EXERCISE: Each line that holds the word "compte" counts once; give the total number of such lines and nothing else.

RECORDED INFORMATION:
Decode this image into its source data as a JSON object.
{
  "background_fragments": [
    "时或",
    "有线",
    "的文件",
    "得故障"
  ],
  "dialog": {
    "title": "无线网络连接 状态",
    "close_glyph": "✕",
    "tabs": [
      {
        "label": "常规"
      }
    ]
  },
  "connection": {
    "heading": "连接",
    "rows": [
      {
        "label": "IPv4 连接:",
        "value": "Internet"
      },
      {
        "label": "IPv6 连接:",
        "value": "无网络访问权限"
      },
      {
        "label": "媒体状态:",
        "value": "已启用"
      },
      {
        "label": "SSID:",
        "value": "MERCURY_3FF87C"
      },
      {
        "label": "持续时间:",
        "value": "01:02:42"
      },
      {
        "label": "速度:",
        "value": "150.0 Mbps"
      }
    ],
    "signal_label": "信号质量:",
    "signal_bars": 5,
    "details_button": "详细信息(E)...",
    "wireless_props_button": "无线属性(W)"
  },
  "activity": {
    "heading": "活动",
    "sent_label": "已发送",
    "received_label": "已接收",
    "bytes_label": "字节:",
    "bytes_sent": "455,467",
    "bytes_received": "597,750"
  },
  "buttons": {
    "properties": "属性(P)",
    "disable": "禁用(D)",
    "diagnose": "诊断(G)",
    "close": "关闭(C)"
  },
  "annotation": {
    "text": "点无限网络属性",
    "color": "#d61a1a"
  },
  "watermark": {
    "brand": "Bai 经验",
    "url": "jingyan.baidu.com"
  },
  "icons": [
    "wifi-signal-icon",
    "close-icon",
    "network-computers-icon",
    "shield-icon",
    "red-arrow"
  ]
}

...

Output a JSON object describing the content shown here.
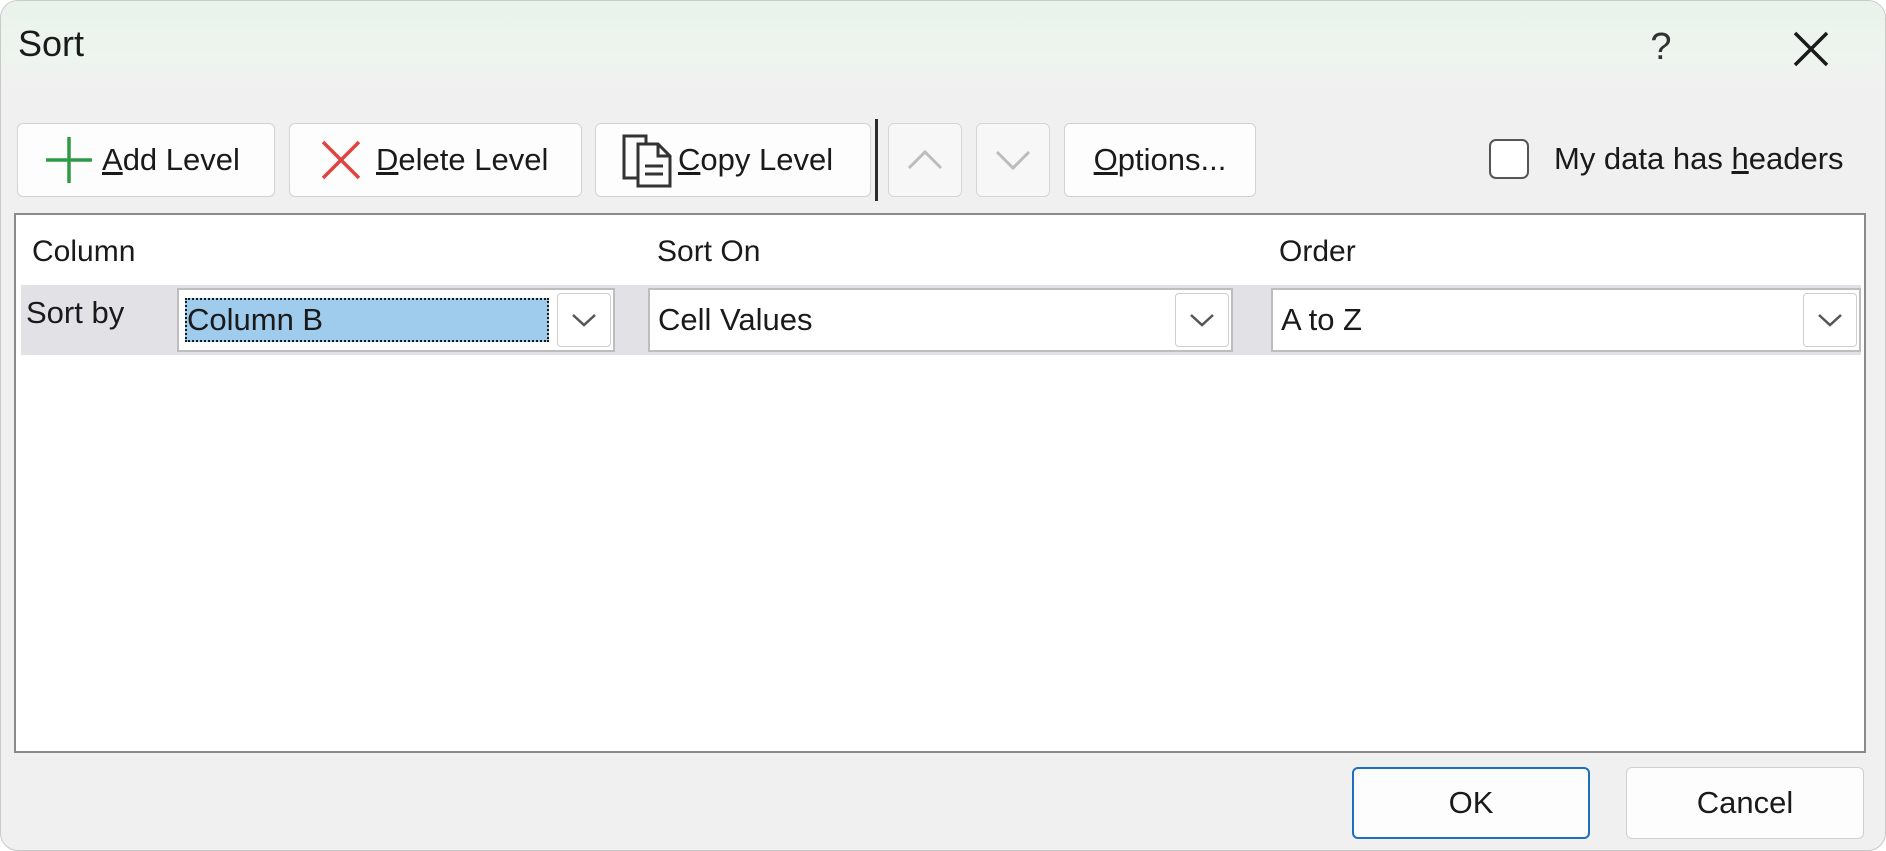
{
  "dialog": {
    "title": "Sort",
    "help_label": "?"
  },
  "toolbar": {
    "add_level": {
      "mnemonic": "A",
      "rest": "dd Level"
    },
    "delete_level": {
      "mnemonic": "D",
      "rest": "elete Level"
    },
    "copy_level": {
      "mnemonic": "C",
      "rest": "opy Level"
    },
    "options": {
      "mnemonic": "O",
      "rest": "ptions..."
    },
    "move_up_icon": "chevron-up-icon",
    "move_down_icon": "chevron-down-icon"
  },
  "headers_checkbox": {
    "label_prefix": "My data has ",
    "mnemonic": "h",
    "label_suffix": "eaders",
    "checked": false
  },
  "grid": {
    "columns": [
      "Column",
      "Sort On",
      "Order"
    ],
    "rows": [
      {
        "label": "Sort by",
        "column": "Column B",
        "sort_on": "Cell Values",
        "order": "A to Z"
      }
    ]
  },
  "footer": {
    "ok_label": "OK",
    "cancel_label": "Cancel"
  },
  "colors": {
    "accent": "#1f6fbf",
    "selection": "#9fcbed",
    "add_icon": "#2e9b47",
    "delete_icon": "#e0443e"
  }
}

---

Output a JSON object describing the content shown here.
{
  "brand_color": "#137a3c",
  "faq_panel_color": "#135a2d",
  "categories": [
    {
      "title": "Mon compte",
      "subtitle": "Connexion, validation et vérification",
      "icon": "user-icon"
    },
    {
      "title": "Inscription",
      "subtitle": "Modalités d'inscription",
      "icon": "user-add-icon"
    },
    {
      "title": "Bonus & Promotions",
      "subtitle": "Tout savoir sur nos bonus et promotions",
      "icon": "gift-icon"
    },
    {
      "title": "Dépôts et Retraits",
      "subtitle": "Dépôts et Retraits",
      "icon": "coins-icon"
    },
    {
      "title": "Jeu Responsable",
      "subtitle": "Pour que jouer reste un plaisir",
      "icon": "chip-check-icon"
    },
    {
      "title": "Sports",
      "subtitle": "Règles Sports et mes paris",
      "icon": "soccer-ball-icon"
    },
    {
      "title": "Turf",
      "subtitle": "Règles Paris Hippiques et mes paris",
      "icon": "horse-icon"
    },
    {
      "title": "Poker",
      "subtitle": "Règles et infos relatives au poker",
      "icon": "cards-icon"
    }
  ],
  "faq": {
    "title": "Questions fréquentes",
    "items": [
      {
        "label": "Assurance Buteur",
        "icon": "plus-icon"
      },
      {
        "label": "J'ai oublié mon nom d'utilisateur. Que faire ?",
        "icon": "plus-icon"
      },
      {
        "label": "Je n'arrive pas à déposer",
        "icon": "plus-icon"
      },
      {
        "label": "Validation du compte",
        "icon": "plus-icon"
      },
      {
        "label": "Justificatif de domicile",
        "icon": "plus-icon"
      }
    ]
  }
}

SOLUTION TO THIS PROBLEM: 2